Search the listing for the string "использованием" and copy every line that contains it.

A block of data

┄┄┄┄┄┄

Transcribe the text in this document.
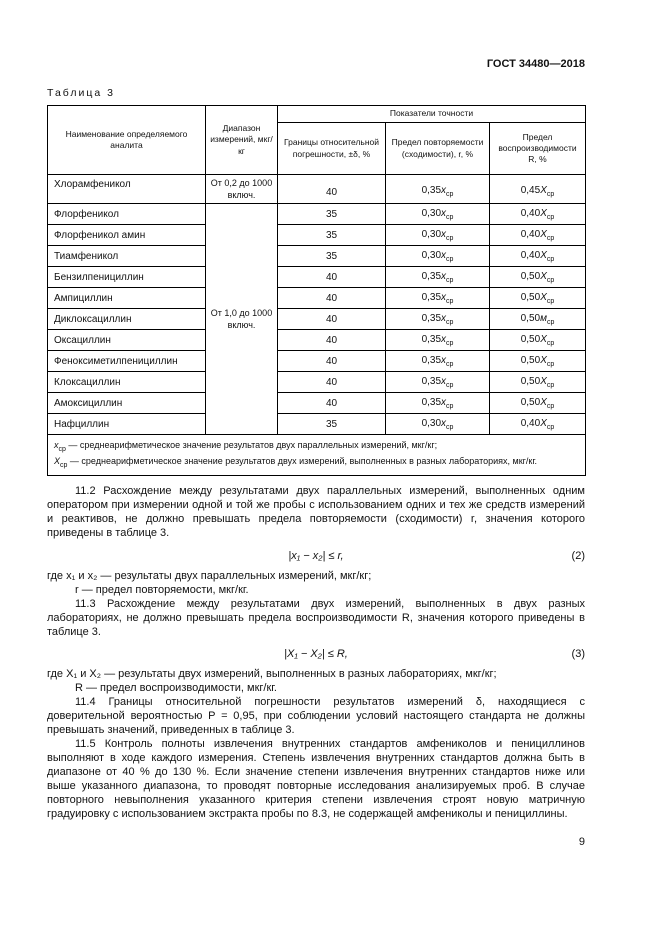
ГОСТ 34480—2018
Таблица 3
Наименование определяемого аналита	Диапазон измерений, мкг/кг	Показатели точности		
		Границы относительной погрешности, ±δ, %	Предел повторяемости (сходимости), r, %	Предел воспроизводимости R, %
Хлорамфеникол	От 0,2 до 1000 включ.	40	$0,35x_{ср}$	$0,45X_{ср}$
Флорфеникол	От 1,0 до 1000 включ.	35	$0,30x_{ср}$	$0,40X_{ср}$
Флорфеникол амин		35	$0,30x_{ср}$	$0,40X_{ср}$
Тиамфеникол		35	$0,30x_{ср}$	$0,40X_{ср}$
Бензилпенициллин		40	$0,35x_{ср}$	$0,50X_{ср}$
Ампициллин		40	$0,35x_{ср}$	$0,50X_{ср}$
Диклоксациллин		40	$0,35x_{ср}$	$0,50м_{ср}$
Оксациллин		40	$0,35x_{ср}$	$0,50X_{ср}$
Феноксиметилпенициллин		40	$0,35x_{ср}$	$0,50X_{ср}$
Клоксациллин		40	$0,35x_{ср}$	$0,50X_{ср}$
Амоксициллин		40	$0,35x_{ср}$	$0,50X_{ср}$
Нафциллин		35	$0,30x_{ср}$	$0,40X_{ср}$

$x_{ср}$ — среднеарифметическое значение результатов двух параллельных измерений, мкг/кг;
$X_{ср}$ — среднеарифметическое значение результатов двух измерений, выполненных в разных лабораториях, мкг/кг.				

11.2 Расхождение между результатами двух параллельных измерений, выполненных одним оператором при измерении одной и той же пробы с использованием одних и тех же средств измерений и реактивов, не должно превышать предела повторяемости (сходимости) r, значения которого приведены в таблице 3.

|x₁ − x₂| ≤ r,	(2)

где x₁ и x₂ — результаты двух параллельных измерений, мкг/кг;

r — предел повторяемости, мкг/кг.

11.3 Расхождение между результатами двух измерений, выполненных в двух разных лабораториях, не должно превышать предела воспроизводимости R, значения которого приведены в таблице 3.

|X₁ − X₂| ≤ R,	(3)

где X₁ и X₂ — результаты двух измерений, выполненных в разных лабораториях, мкг/кг;

R — предел воспроизводимости, мкг/кг.

11.4 Границы относительной погрешности результатов измерений δ, находящиеся с доверительной вероятностью P = 0,95, при соблюдении условий настоящего стандарта не должны превышать значений, приведенных в таблице 3.

11.5 Контроль полноты извлечения внутренних стандартов амфениколов и пенициллинов выполняют в ходе каждого измерения. Степень извлечения внутренних стандартов должна быть в диапазоне от 40 % до 130 %. Если значение степени извлечения внутренних стандартов ниже или выше указанного диапазона, то проводят повторные исследования анализируемых проб. В случае повторного невыполнения указанного критерия степени извлечения строят новую матричную градуировку с использованием экстракта пробы по 8.3, не содержащей амфениколы и пенициллины.

9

┄┄┄┄┄┄

__Task answer__:
11.2 Расхождение между результатами двух параллельных измерений, выполненных одним оператором при измерении одной и той же пробы с использованием одних и тех же средств измерений и реактивов, не должно превышать предела повторяемости (сходимости) r, значения которого приведены в таблице 3.
11.5 Контроль полноты извлечения внутренних стандартов амфениколов и пенициллинов выполняют в ходе каждого измерения. Степень извлечения внутренних стандартов должна быть в диапазоне от 40 % до 130 %. Если значение степени извлечения внутренних стандартов ниже или выше указанного диапазона, то проводят повторные исследования анализируемых проб. В случае повторного невыполнения указанного критерия степени извлечения строят новую матричную градуировку с использованием экстракта пробы по 8.3, не содержащей амфениколы и пенициллины.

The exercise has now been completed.